* Stored rows
++++++++++++++++++++
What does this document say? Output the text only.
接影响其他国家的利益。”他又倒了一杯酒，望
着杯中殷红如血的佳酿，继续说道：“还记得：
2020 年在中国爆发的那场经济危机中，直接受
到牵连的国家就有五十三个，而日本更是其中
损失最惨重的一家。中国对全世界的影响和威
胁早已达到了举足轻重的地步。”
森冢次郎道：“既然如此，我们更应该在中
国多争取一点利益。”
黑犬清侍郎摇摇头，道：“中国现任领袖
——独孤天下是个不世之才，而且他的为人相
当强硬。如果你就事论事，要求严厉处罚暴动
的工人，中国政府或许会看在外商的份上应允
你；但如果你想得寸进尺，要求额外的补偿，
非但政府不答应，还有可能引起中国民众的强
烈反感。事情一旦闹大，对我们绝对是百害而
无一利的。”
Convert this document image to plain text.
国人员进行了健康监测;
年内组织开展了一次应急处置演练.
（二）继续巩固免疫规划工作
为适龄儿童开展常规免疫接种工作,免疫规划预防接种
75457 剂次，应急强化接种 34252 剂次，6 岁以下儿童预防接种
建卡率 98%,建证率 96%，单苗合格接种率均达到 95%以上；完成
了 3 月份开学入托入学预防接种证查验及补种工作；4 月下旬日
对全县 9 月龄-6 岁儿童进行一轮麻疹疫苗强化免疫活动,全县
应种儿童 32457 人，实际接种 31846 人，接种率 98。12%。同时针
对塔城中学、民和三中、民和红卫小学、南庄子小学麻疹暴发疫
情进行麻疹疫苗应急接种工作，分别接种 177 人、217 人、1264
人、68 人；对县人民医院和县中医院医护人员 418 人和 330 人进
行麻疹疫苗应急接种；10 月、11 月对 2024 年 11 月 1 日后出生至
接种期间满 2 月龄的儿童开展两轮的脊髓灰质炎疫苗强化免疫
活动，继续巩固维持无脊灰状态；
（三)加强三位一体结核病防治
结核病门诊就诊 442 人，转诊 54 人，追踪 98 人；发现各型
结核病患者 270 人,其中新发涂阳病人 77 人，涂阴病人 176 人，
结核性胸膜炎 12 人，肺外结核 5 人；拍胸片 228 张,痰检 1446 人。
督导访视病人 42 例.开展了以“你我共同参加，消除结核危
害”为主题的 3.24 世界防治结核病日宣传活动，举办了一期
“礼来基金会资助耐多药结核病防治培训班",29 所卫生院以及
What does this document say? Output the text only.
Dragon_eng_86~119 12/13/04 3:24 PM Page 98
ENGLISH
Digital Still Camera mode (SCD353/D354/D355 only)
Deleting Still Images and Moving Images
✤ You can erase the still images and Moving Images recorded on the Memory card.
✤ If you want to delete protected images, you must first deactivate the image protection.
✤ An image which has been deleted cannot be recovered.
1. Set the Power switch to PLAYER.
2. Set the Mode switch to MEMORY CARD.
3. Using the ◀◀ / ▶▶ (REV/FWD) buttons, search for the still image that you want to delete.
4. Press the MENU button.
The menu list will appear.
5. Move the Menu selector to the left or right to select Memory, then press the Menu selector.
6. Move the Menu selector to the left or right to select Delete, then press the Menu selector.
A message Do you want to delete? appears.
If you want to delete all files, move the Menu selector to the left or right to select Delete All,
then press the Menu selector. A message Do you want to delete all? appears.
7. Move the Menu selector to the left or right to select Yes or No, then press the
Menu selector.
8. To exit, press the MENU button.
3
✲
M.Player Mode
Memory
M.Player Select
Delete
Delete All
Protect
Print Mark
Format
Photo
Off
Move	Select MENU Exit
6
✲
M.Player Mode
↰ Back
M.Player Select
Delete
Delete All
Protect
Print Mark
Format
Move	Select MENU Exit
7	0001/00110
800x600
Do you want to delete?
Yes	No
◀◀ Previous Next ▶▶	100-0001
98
++++++++++++++++++++
* Task requirements
Repeat every record, keeping each word and mark exactly as it is.

* Right answer
What does this document say? Output the text only.
接影响其他国家的利益。”他又倒了一杯酒，望
着杯中殷红如血的佳酿，继续说道：“还记得：
2020 年在中国爆发的那场经济危机中，直接受
到牵连的国家就有五十三个，而日本更是其中
损失最惨重的一家。中国对全世界的影响和威
胁早已达到了举足轻重的地步。”
森冢次郎道：“既然如此，我们更应该在中
国多争取一点利益。”
黑犬清侍郎摇摇头，道：“中国现任领袖
——独孤天下是个不世之才，而且他的为人相
当强硬。如果你就事论事，要求严厉处罚暴动
的工人，中国政府或许会看在外商的份上应允
你；但如果你想得寸进尺，要求额外的补偿，
非但政府不答应，还有可能引起中国民众的强
烈反感。事情一旦闹大，对我们绝对是百害而
无一利的。”
Convert this document image to plain text.
国人员进行了健康监测;
年内组织开展了一次应急处置演练.
（二）继续巩固免疫规划工作
为适龄儿童开展常规免疫接种工作,免疫规划预防接种
75457 剂次，应急强化接种 34252 剂次，6 岁以下儿童预防接种
建卡率 98%,建证率 96%，单苗合格接种率均达到 95%以上；完成
了 3 月份开学入托入学预防接种证查验及补种工作；4 月下旬日
对全县 9 月龄-6 岁儿童进行一轮麻疹疫苗强化免疫活动,全县
应种儿童 32457 人，实际接种 31846 人，接种率 98。12%。同时针
对塔城中学、民和三中、民和红卫小学、南庄子小学麻疹暴发疫
情进行麻疹疫苗应急接种工作，分别接种 177 人、217 人、1264
人、68 人；对县人民医院和县中医院医护人员 418 人和 330 人进
行麻疹疫苗应急接种；10 月、11 月对 2024 年 11 月 1 日后出生至
接种期间满 2 月龄的儿童开展两轮的脊髓灰质炎疫苗强化免疫
活动，继续巩固维持无脊灰状态；
（三)加强三位一体结核病防治
结核病门诊就诊 442 人，转诊 54 人，追踪 98 人；发现各型
结核病患者 270 人,其中新发涂阳病人 77 人，涂阴病人 176 人，
结核性胸膜炎 12 人，肺外结核 5 人；拍胸片 228 张,痰检 1446 人。
督导访视病人 42 例.开展了以“你我共同参加，消除结核危
害”为主题的 3.24 世界防治结核病日宣传活动，举办了一期
“礼来基金会资助耐多药结核病防治培训班",29 所卫生院以及
What does this document say? Output the text only.
Dragon_eng_86~119 12/13/04 3:24 PM Page 98
ENGLISH
Digital Still Camera mode (SCD353/D354/D355 only)
Deleting Still Images and Moving Images
✤ You can erase the still images and Moving Images recorded on the Memory card.
✤ If you want to delete protected images, you must first deactivate the image protection.
✤ An image which has been deleted cannot be recovered.
1. Set the Power switch to PLAYER.
2. Set the Mode switch to MEMORY CARD.
3. Using the ◀◀ / ▶▶ (REV/FWD) buttons, search for the still image that you want to delete.
4. Press the MENU button.
The menu list will appear.
5. Move the Menu selector to the left or right to select Memory, then press the Menu selector.
6. Move the Menu selector to the left or right to select Delete, then press the Menu selector.
A message Do you want to delete? appears.
If you want to delete all files, move the Menu selector to the left or right to select Delete All,
then press the Menu selector. A message Do you want to delete all? appears.
7. Move the Menu selector to the left or right to select Yes or No, then press the
Menu selector.
8. To exit, press the MENU button.
3
✲
M.Player Mode
Memory
M.Player Select
Delete
Delete All
Protect
Print Mark
Format
Photo
Off
Move	Select MENU Exit
6
✲
M.Player Mode
↰ Back
M.Player Select
Delete
Delete All
Protect
Print Mark
Format
Move	Select MENU Exit
7	0001/00110
800x600
Do you want to delete?
Yes	No
◀◀ Previous Next ▶▶	100-0001
98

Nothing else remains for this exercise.